* Begin Dataset excerpts *

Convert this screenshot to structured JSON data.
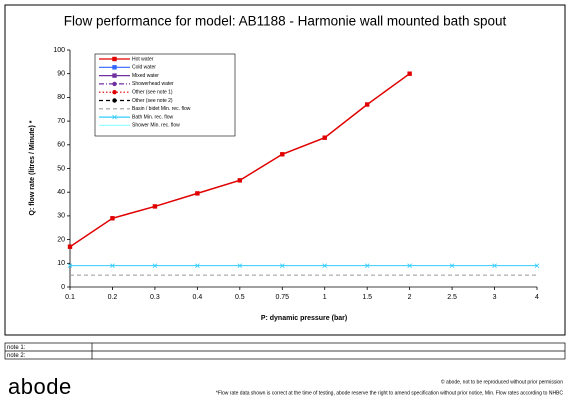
{
  "chart_data": {
    "type": "line",
    "title": "Flow performance for model: AB1188 - Harmonie wall mounted bath spout",
    "x_label": "P: dynamic pressure (bar)",
    "y_label": "Q: flow rate (litres  / Minute) *",
    "categories": [
      "0.1",
      "0.2",
      "0.3",
      "0.4",
      "0.5",
      "0.75",
      "1",
      "1.5",
      "2",
      "2.5",
      "3",
      "4"
    ],
    "ylim": [
      0,
      100
    ],
    "yticks": [
      0,
      10,
      20,
      30,
      40,
      50,
      60,
      70,
      80,
      90,
      100
    ],
    "legend": "upper left",
    "series": [
      {
        "name": "Hot water",
        "color": "#e00000",
        "style": "solid",
        "marker": "square",
        "values": [
          17,
          29,
          34,
          39.5,
          45,
          56,
          63,
          77,
          90,
          null,
          null,
          null
        ]
      },
      {
        "name": "Cold water",
        "color": "#3366ff",
        "style": "solid",
        "marker": "square",
        "values": [
          null,
          null,
          null,
          null,
          null,
          null,
          null,
          null,
          null,
          null,
          null,
          null
        ]
      },
      {
        "name": "Mixed water",
        "color": "#7030a0",
        "style": "solid",
        "marker": "square",
        "values": [
          null,
          null,
          null,
          null,
          null,
          null,
          null,
          null,
          null,
          null,
          null,
          null
        ]
      },
      {
        "name": "Showerhead water",
        "color": "#7030a0",
        "style": "dashdot",
        "marker": "circle",
        "values": [
          null,
          null,
          null,
          null,
          null,
          null,
          null,
          null,
          null,
          null,
          null,
          null
        ]
      },
      {
        "name": "Other (see note 1)",
        "color": "#e00000",
        "style": "dotted",
        "marker": "circle",
        "values": [
          null,
          null,
          null,
          null,
          null,
          null,
          null,
          null,
          null,
          null,
          null,
          null
        ]
      },
      {
        "name": "Other (see note 2)",
        "color": "#000000",
        "style": "dashed",
        "marker": "circle",
        "values": [
          null,
          null,
          null,
          null,
          null,
          null,
          null,
          null,
          null,
          null,
          null,
          null
        ]
      },
      {
        "name": "Basin / bidet Min. rec. flow",
        "color": "#999999",
        "style": "dashed",
        "marker": "none",
        "values": [
          5,
          5,
          5,
          5,
          5,
          5,
          5,
          5,
          5,
          5,
          5,
          5
        ]
      },
      {
        "name": "Bath Min. rec. flow",
        "color": "#33ccff",
        "style": "solid",
        "marker": "cross",
        "values": [
          9,
          9,
          9,
          9,
          9,
          9,
          9,
          9,
          9,
          9,
          9,
          9
        ]
      },
      {
        "name": "Shower Min. rec. flow",
        "color": "#99ffff",
        "style": "solid",
        "marker": "none",
        "values": [
          null,
          null,
          null,
          null,
          null,
          null,
          null,
          null,
          null,
          null,
          null,
          null
        ]
      }
    ]
  },
  "notes": [
    {
      "label": "note 1:"
    },
    {
      "label": "note 2:"
    }
  ],
  "footer": {
    "logo": "abode",
    "copyright": "© abode, not to be reproduced without prior permission",
    "disclaimer": "*Flow rate data shown is correct at the time of testing, abode reserve the right to amend specification without prior notice, Min. Flow rates according to NHBC"
  }
}
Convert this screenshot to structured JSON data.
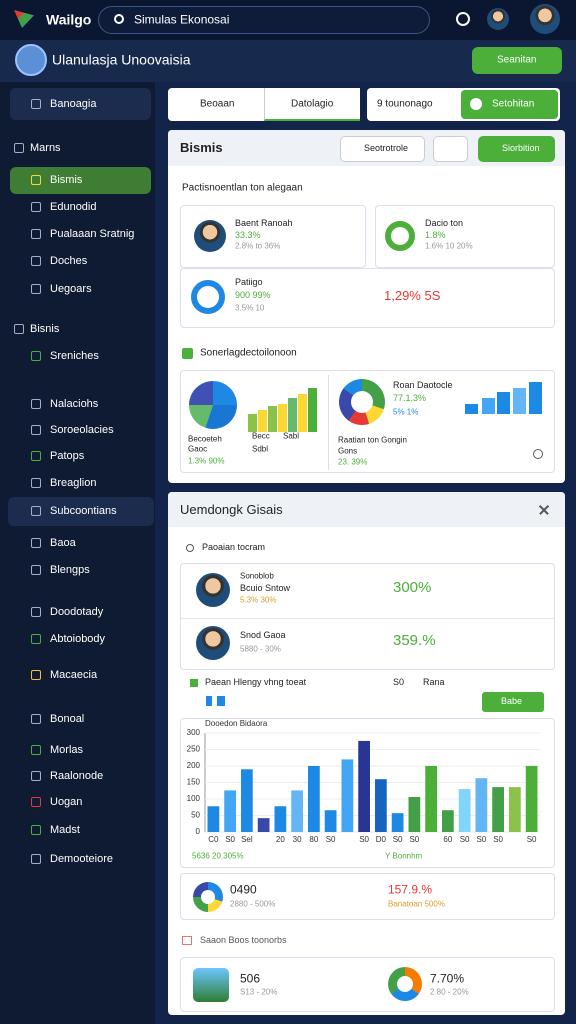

* End Dataset excerpts *

### Your instructions
Write the entries above out again exactly, but not the pictures.

### Solution for this task
Convert this screenshot to structured JSON data.
{
  "chart_data": {
    "type": "line",
    "title": "Flow performance for model: AB1188 - Harmonie wall mounted bath spout",
    "x_label": "P: dynamic pressure (bar)",
    "y_label": "Q: flow rate (litres  / Minute) *",
    "categories": [
      "0.1",
      "0.2",
      "0.3",
      "0.4",
      "0.5",
      "0.75",
      "1",
      "1.5",
      "2",
      "2.5",
      "3",
      "4"
    ],
    "ylim": [
      0,
      100
    ],
    "yticks": [
      0,
      10,
      20,
      30,
      40,
      50,
      60,
      70,
      80,
      90,
      100
    ],
    "legend": "upper left",
    "series": [
      {
        "name": "Hot water",
        "color": "#e00000",
        "style": "solid",
        "marker": "square",
        "values": [
          17,
          29,
          34,
          39.5,
          45,
          56,
          63,
          77,
          90,
          null,
          null,
          null
        ]
      },
      {
        "name": "Cold water",
        "color": "#3366ff",
        "style": "solid",
        "marker": "square",
        "values": [
          null,
          null,
          null,
          null,
          null,
          null,
          null,
          null,
          null,
          null,
          null,
          null
        ]
      },
      {
        "name": "Mixed water",
        "color": "#7030a0",
        "style": "solid",
        "marker": "square",
        "values": [
          null,
          null,
          null,
          null,
          null,
          null,
          null,
          null,
          null,
          null,
          null,
          null
        ]
      },
      {
        "name": "Showerhead water",
        "color": "#7030a0",
        "style": "dashdot",
        "marker": "circle",
        "values": [
          null,
          null,
          null,
          null,
          null,
          null,
          null,
          null,
          null,
          null,
          null,
          null
        ]
      },
      {
        "name": "Other (see note 1)",
        "color": "#e00000",
        "style": "dotted",
        "marker": "circle",
        "values": [
          null,
          null,
          null,
          null,
          null,
          null,
          null,
          null,
          null,
          null,
          null,
          null
        ]
      },
      {
        "name": "Other (see note 2)",
        "color": "#000000",
        "style": "dashed",
        "marker": "circle",
        "values": [
          null,
          null,
          null,
          null,
          null,
          null,
          null,
          null,
          null,
          null,
          null,
          null
        ]
      },
      {
        "name": "Basin / bidet Min. rec. flow",
        "color": "#999999",
        "style": "dashed",
        "marker": "none",
        "values": [
          5,
          5,
          5,
          5,
          5,
          5,
          5,
          5,
          5,
          5,
          5,
          5
        ]
      },
      {
        "name": "Bath Min. rec. flow",
        "color": "#33ccff",
        "style": "solid",
        "marker": "cross",
        "values": [
          9,
          9,
          9,
          9,
          9,
          9,
          9,
          9,
          9,
          9,
          9,
          9
        ]
      },
      {
        "name": "Shower Min. rec. flow",
        "color": "#99ffff",
        "style": "solid",
        "marker": "none",
        "values": [
          null,
          null,
          null,
          null,
          null,
          null,
          null,
          null,
          null,
          null,
          null,
          null
        ]
      }
    ]
  },
  "notes": [
    {
      "label": "note 1:"
    },
    {
      "label": "note 2:"
    }
  ],
  "footer": {
    "logo": "abode",
    "copyright": "© abode, not to be reproduced without prior permission",
    "disclaimer": "*Flow rate data shown is correct at the time of testing, abode reserve the right to amend specification without prior notice, Min. Flow rates according to NHBC"
  }
}
Convert this screenshot to structured JSON data.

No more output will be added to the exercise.